▶ DIRECTION: Gather all lines in the entries that include the word "MSCI".

(Collection entries)
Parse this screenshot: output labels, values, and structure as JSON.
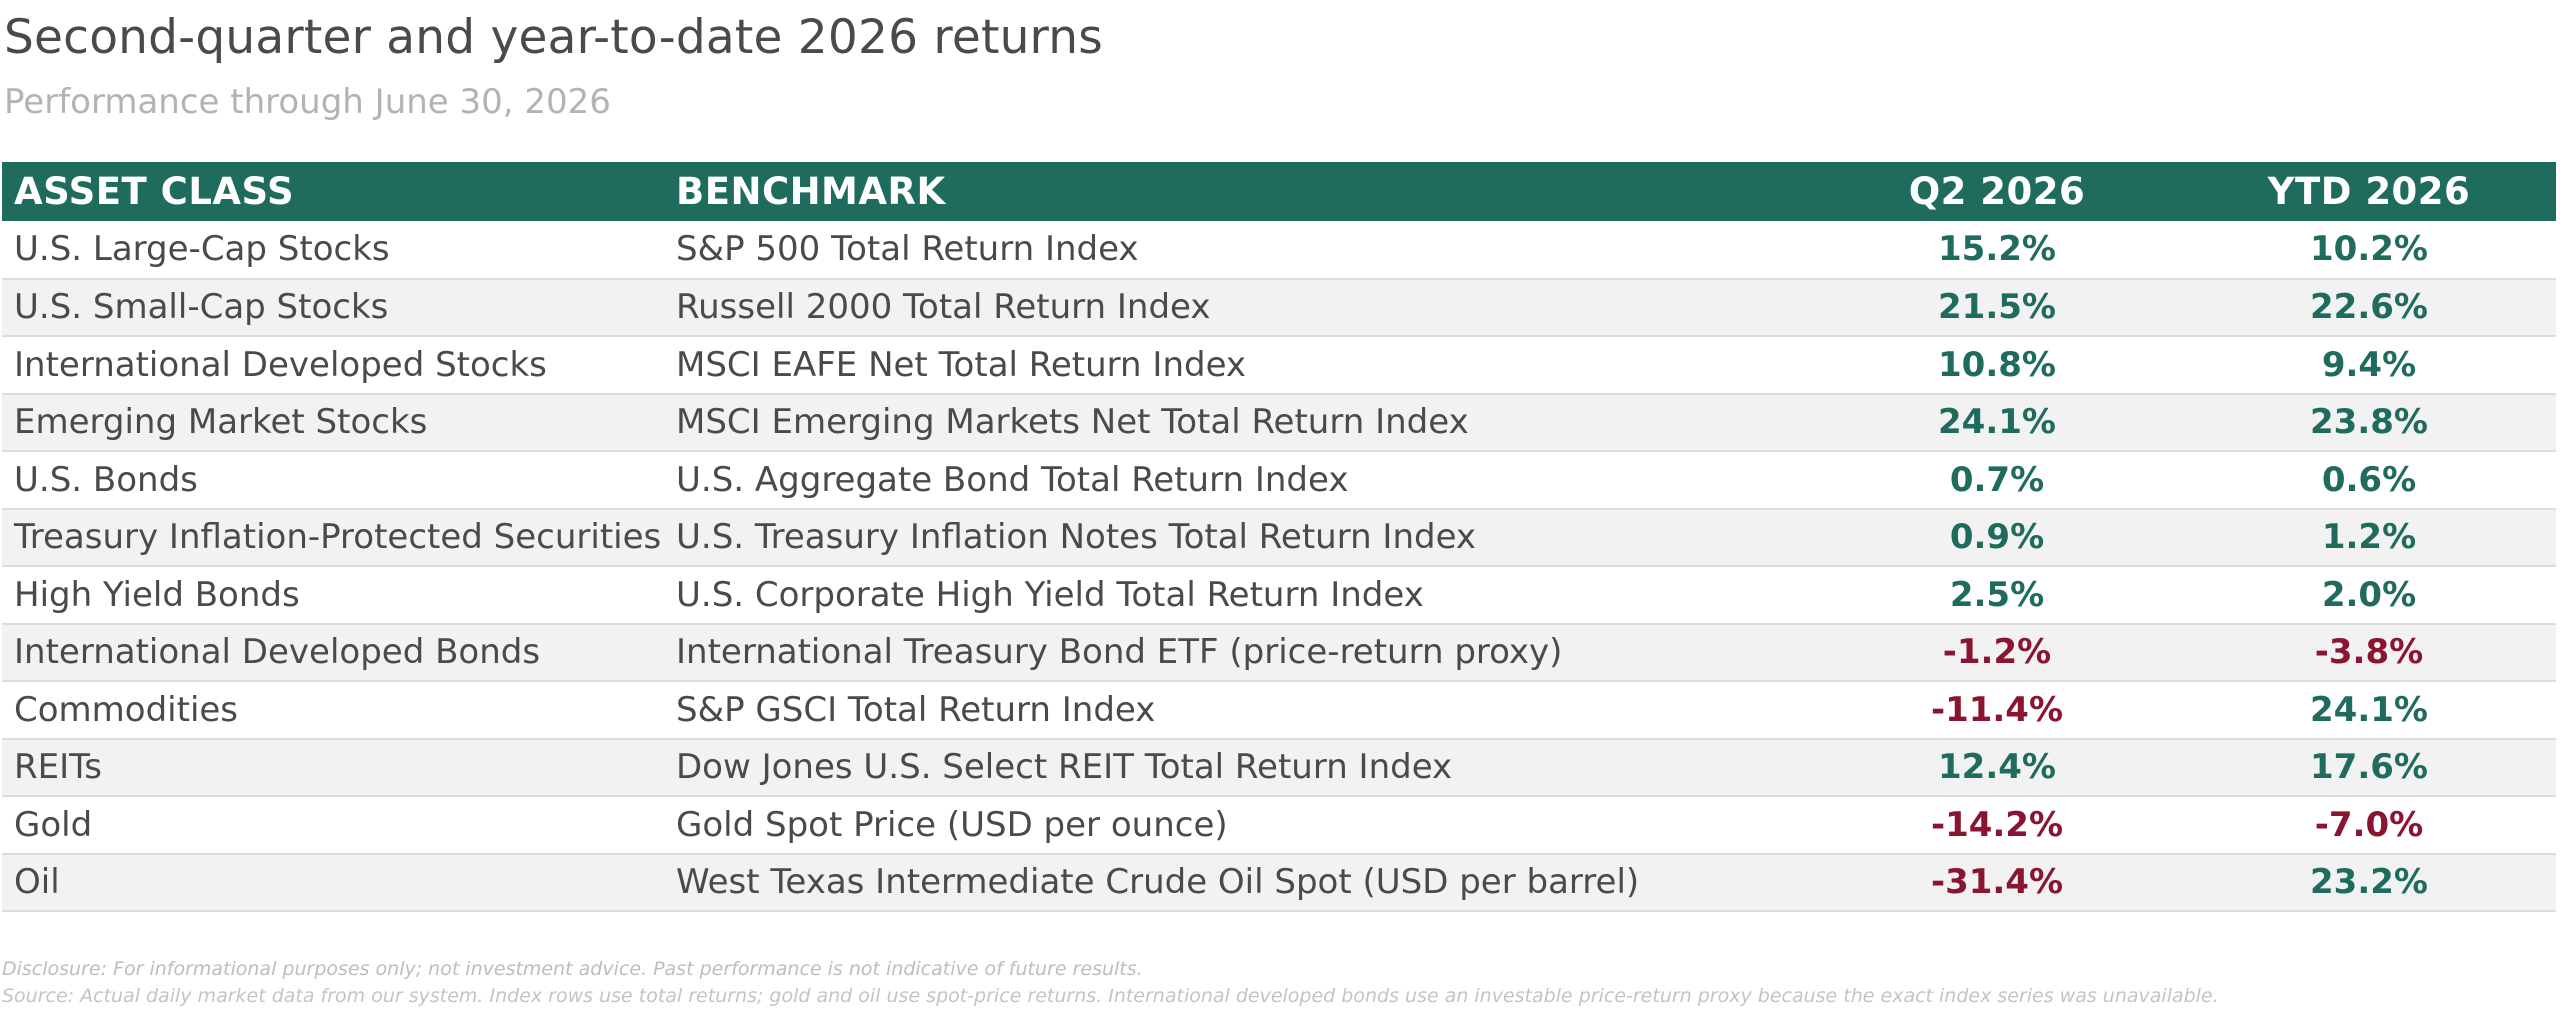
{
  "title": "Second-quarter and year-to-date 2026 returns",
  "subtitle": "Performance through June 30, 2026",
  "table": {
    "headers": {
      "asset_class": "ASSET CLASS",
      "benchmark": "BENCHMARK",
      "q2": "Q2 2026",
      "ytd": "YTD 2026"
    },
    "rows": [
      {
        "asset": "U.S. Large-Cap Stocks",
        "benchmark": "S&P 500 Total Return Index",
        "q2": "15.2%",
        "ytd": "10.2%"
      },
      {
        "asset": "U.S. Small-Cap Stocks",
        "benchmark": "Russell 2000 Total Return Index",
        "q2": "21.5%",
        "ytd": "22.6%"
      },
      {
        "asset": "International Developed Stocks",
        "benchmark": "MSCI EAFE Net Total Return Index",
        "q2": "10.8%",
        "ytd": "9.4%"
      },
      {
        "asset": "Emerging Market Stocks",
        "benchmark": "MSCI Emerging Markets Net Total Return Index",
        "q2": "24.1%",
        "ytd": "23.8%"
      },
      {
        "asset": "U.S. Bonds",
        "benchmark": "U.S. Aggregate Bond Total Return Index",
        "q2": "0.7%",
        "ytd": "0.6%"
      },
      {
        "asset": "Treasury Inflation-Protected Securities",
        "benchmark": "U.S. Treasury Inflation Notes Total Return Index",
        "q2": "0.9%",
        "ytd": "1.2%"
      },
      {
        "asset": "High Yield Bonds",
        "benchmark": "U.S. Corporate High Yield Total Return Index",
        "q2": "2.5%",
        "ytd": "2.0%"
      },
      {
        "asset": "International Developed Bonds",
        "benchmark": "International Treasury Bond ETF (price-return proxy)",
        "q2": "-1.2%",
        "ytd": "-3.8%"
      },
      {
        "asset": "Commodities",
        "benchmark": "S&P GSCI Total Return Index",
        "q2": "-11.4%",
        "ytd": "24.1%"
      },
      {
        "asset": "REITs",
        "benchmark": "Dow Jones U.S. Select REIT Total Return Index",
        "q2": "12.4%",
        "ytd": "17.6%"
      },
      {
        "asset": "Gold",
        "benchmark": "Gold Spot Price (USD per ounce)",
        "q2": "-14.2%",
        "ytd": "-7.0%"
      },
      {
        "asset": "Oil",
        "benchmark": "West Texas Intermediate Crude Oil Spot (USD per barrel)",
        "q2": "-31.4%",
        "ytd": "23.2%"
      }
    ]
  },
  "footnotes": {
    "disclosure": "Disclosure: For informational purposes only; not investment advice. Past performance is not indicative of future results.",
    "source": "Source: Actual daily market data from our system. Index rows use total returns; gold and oil use spot-price returns. International developed bonds use an investable price-return proxy because the exact index series was unavailable."
  },
  "colors": {
    "header_bg": "#1f6b5e",
    "positive": "#1f6b5e",
    "negative": "#8a1530"
  }
}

▶ SOLUTION TO THIS TASK:
        "benchmark": "MSCI EAFE Net Total Return Index",
        "benchmark": "MSCI Emerging Markets Net Total Return Index",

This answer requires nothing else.